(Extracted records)
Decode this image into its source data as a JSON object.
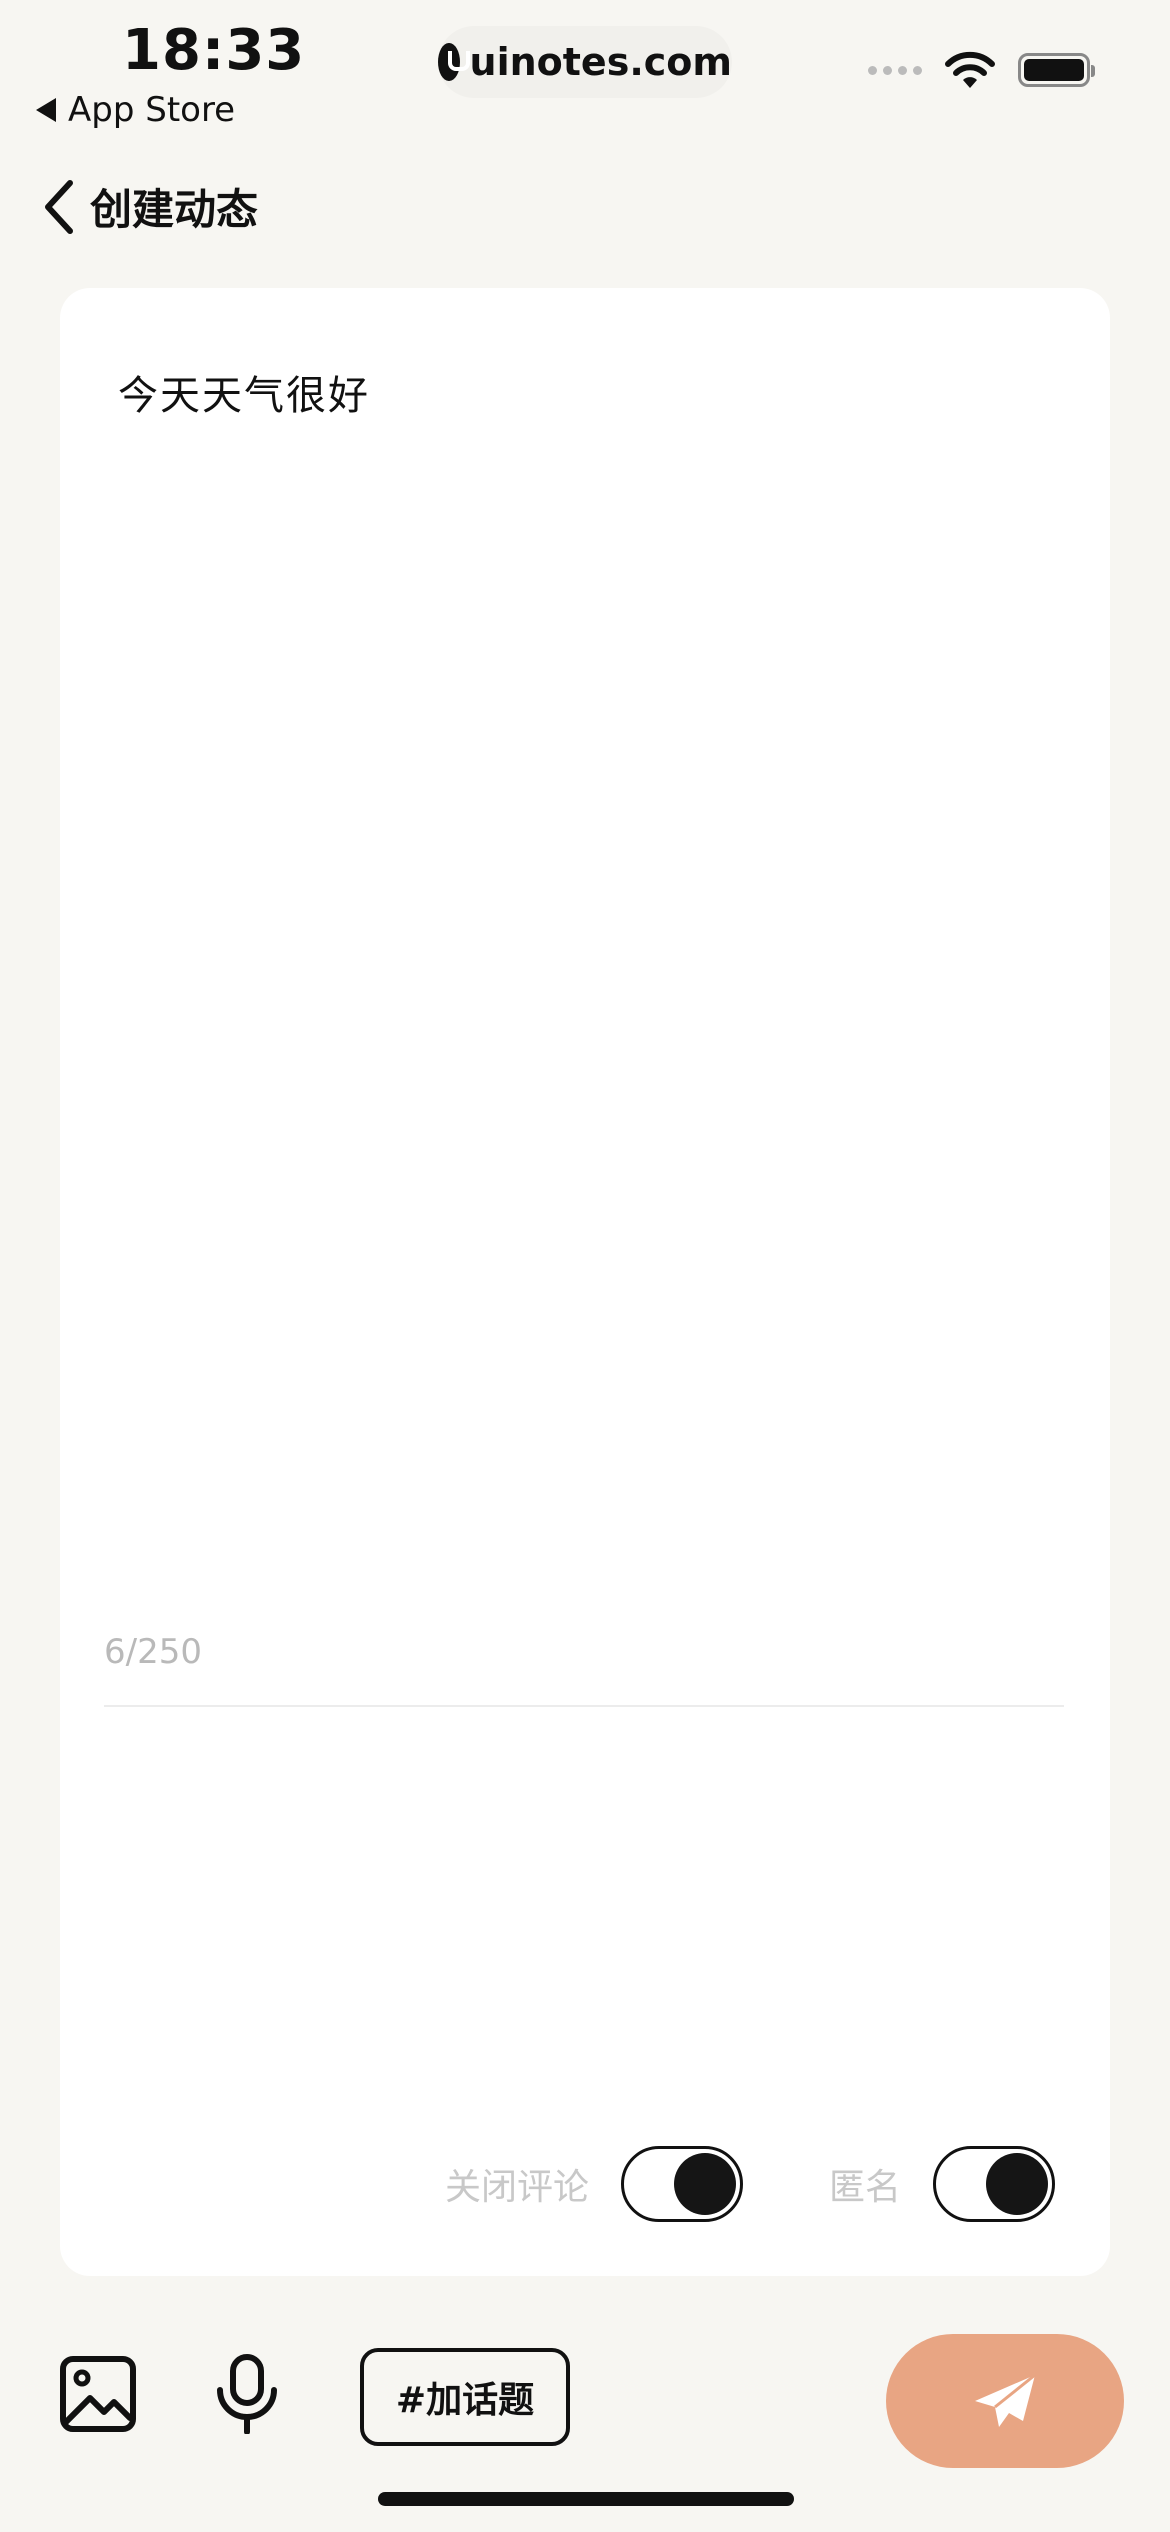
{
  "status_bar": {
    "time": "18:33",
    "back_app": "App Store",
    "url": "uinotes.com"
  },
  "header": {
    "title": "创建动态"
  },
  "post": {
    "text": "今天天气很好",
    "counter": "6/250"
  },
  "toggles": {
    "close_comments": {
      "label": "关闭评论",
      "on": true
    },
    "anonymous": {
      "label": "匿名",
      "on": true
    }
  },
  "toolbar": {
    "topic_label": "#加话题"
  },
  "colors": {
    "background": "#f7f6f2",
    "card": "#ffffff",
    "send_button": "#e8a583",
    "toggle_knob": "#151515"
  },
  "icons": {
    "image": "image-icon",
    "mic": "microphone-icon",
    "send": "paper-plane-icon",
    "back": "chevron-left-icon"
  }
}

**WRITTEN EXERCISE:**
Every record gets retyped exactly; no picture goes into the copy.

**COMPLETE RESPONSE:**
Decode this image into its source data as a JSON object.
{
  "status_bar": {
    "time": "18:33",
    "back_app": "App Store",
    "url": "uinotes.com"
  },
  "header": {
    "title": "创建动态"
  },
  "post": {
    "text": "今天天气很好",
    "counter": "6/250"
  },
  "toggles": {
    "close_comments": {
      "label": "关闭评论",
      "on": true
    },
    "anonymous": {
      "label": "匿名",
      "on": true
    }
  },
  "toolbar": {
    "topic_label": "#加话题"
  },
  "colors": {
    "background": "#f7f6f2",
    "card": "#ffffff",
    "send_button": "#e8a583",
    "toggle_knob": "#151515"
  },
  "icons": {
    "image": "image-icon",
    "mic": "microphone-icon",
    "send": "paper-plane-icon",
    "back": "chevron-left-icon"
  }
}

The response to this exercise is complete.